- **Your instructions**
Every line with the string "elaborados" should be gathered.

- **Dataset rows**
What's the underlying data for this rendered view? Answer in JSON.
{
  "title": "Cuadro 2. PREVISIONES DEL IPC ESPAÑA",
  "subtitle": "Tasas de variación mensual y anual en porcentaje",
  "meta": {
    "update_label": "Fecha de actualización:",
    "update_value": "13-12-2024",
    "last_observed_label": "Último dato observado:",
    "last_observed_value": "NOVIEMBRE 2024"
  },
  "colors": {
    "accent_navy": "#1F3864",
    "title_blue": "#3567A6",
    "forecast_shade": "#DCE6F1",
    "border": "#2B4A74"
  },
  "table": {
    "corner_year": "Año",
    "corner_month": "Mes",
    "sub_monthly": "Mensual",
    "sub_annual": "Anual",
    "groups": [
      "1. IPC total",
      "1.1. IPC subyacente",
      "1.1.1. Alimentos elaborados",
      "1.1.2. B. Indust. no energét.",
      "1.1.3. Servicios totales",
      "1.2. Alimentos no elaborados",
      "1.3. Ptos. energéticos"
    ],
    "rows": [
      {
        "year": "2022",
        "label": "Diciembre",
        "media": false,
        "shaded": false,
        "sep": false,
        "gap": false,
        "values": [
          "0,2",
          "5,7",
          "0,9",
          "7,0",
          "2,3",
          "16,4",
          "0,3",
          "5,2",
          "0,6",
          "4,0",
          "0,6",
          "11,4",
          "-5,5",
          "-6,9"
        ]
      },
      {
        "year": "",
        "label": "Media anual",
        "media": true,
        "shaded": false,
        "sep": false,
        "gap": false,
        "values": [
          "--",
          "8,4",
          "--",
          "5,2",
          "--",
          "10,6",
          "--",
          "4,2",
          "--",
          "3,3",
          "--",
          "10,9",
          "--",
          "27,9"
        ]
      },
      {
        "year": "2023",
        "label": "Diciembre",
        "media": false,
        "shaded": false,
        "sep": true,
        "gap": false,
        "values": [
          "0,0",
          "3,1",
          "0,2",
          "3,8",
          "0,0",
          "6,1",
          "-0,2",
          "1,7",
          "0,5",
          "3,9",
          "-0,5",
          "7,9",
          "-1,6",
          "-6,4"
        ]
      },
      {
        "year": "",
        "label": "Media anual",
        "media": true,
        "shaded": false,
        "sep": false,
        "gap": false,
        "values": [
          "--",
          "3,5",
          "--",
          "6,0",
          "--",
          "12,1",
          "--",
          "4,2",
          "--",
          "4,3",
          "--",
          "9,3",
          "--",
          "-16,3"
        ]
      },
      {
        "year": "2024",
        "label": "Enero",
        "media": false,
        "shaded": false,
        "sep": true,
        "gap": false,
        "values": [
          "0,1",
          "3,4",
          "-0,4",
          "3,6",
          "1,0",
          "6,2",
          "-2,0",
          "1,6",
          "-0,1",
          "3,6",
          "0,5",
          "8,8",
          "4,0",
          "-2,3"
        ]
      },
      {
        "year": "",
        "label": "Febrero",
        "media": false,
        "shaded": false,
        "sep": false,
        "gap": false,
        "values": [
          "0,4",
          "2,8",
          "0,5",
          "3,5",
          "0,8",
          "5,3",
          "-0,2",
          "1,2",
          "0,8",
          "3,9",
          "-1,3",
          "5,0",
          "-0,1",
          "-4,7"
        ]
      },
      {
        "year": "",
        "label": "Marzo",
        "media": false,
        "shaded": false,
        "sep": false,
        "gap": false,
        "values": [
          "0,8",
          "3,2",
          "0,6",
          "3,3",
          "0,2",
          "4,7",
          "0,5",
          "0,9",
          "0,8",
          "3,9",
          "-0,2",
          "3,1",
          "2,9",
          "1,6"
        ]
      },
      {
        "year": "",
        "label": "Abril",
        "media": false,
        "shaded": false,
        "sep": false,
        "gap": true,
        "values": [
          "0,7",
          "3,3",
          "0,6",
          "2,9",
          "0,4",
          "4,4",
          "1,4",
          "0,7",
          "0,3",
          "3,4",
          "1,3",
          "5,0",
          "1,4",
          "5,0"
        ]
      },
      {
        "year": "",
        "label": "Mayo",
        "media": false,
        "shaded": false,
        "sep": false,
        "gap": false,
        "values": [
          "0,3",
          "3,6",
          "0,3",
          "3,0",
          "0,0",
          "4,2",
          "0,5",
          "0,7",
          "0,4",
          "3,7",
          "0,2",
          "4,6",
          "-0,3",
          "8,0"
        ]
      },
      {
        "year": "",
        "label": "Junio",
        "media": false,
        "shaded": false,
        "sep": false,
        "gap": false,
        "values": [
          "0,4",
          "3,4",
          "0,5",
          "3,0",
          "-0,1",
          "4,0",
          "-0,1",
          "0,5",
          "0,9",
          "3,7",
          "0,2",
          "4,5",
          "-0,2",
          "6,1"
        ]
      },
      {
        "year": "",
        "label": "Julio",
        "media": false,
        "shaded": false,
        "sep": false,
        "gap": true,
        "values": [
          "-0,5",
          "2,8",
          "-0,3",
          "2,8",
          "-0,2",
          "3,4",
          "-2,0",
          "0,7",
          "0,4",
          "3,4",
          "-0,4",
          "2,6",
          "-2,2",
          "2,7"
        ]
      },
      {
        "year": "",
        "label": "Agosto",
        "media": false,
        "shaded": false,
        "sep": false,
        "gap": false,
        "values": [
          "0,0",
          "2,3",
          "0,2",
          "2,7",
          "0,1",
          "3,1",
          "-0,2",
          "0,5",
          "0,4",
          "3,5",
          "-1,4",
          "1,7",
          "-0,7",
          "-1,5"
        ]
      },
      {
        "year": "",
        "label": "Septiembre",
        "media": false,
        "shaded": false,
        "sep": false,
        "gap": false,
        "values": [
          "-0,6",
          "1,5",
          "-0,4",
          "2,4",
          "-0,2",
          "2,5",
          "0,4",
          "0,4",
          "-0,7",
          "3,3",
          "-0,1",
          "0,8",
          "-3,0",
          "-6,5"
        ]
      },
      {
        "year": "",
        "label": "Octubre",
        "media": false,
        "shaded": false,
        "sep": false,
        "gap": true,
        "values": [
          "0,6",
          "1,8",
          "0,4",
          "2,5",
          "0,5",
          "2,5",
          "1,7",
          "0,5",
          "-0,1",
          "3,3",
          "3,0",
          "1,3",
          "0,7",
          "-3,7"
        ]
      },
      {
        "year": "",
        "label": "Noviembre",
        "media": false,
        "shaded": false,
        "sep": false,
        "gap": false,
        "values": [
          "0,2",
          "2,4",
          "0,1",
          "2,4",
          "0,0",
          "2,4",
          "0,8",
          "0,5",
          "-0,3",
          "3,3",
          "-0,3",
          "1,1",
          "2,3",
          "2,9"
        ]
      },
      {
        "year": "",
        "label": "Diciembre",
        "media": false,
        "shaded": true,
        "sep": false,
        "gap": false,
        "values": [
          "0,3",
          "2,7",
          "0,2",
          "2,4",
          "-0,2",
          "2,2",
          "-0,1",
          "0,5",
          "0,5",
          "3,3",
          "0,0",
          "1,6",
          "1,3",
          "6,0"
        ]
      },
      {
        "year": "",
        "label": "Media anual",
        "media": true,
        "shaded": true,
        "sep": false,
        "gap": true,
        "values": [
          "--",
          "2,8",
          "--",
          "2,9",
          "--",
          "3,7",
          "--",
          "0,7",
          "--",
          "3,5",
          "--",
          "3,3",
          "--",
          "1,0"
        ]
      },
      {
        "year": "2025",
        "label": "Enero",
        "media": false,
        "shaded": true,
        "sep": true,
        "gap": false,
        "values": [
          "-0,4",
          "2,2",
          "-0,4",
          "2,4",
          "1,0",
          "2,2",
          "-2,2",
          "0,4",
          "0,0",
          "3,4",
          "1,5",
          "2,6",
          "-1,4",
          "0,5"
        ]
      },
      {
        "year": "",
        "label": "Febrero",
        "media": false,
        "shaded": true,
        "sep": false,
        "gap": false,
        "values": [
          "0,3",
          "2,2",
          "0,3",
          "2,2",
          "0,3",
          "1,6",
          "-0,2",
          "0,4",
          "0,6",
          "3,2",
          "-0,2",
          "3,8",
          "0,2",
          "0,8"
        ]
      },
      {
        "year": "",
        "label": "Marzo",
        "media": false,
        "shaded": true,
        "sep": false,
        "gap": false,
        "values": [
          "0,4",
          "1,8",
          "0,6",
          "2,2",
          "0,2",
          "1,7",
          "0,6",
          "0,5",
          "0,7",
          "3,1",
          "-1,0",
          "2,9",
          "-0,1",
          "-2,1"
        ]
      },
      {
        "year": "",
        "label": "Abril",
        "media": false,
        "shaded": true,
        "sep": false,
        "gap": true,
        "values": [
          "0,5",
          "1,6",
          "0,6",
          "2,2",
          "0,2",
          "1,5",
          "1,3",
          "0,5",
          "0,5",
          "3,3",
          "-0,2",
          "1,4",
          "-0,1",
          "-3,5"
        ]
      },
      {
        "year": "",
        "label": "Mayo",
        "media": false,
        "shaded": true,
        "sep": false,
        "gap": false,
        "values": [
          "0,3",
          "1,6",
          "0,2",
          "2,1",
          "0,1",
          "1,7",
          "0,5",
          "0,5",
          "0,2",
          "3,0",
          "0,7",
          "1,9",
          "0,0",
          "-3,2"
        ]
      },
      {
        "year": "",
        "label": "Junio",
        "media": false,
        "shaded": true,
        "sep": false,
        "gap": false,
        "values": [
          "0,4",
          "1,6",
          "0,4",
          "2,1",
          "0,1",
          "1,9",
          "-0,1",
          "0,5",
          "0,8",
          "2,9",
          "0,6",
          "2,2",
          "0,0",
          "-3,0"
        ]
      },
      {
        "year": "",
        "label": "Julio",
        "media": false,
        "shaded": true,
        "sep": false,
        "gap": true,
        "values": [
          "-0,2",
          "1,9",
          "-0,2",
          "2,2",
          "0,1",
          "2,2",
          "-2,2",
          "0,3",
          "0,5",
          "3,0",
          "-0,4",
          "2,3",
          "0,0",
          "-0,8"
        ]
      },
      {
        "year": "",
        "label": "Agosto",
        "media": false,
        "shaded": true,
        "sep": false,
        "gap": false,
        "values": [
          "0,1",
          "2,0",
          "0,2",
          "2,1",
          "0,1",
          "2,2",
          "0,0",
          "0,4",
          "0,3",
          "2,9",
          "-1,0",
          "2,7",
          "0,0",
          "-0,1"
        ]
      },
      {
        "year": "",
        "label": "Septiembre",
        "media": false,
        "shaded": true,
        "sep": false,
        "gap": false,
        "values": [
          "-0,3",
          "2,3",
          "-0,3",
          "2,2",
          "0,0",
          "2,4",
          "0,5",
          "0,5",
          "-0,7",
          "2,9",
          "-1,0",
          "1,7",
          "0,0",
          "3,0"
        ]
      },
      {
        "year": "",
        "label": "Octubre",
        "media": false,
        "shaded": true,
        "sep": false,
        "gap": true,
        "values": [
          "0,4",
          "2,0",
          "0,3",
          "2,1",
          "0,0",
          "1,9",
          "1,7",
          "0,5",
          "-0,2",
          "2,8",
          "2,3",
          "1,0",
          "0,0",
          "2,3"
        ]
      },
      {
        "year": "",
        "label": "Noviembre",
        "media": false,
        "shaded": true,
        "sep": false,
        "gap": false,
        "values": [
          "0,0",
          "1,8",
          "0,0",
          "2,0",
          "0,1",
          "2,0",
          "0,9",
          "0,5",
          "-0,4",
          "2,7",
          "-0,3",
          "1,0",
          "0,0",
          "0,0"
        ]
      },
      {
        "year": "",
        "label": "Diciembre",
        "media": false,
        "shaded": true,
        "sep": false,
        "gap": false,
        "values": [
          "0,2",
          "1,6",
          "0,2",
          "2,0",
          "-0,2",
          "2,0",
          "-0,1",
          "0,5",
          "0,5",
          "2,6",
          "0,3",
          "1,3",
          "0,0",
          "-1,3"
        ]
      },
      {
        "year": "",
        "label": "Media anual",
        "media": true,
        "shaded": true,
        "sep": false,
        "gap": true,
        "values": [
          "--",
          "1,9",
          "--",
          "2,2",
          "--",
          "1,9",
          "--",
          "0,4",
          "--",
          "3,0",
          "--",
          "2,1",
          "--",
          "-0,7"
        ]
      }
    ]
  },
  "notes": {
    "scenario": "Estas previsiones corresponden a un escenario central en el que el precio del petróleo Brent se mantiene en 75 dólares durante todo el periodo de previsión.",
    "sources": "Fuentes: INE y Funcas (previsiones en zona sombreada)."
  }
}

- **Full solution**
      "1.1.1. Alimentos elaborados",
      "1.2. Alimentos no elaborados",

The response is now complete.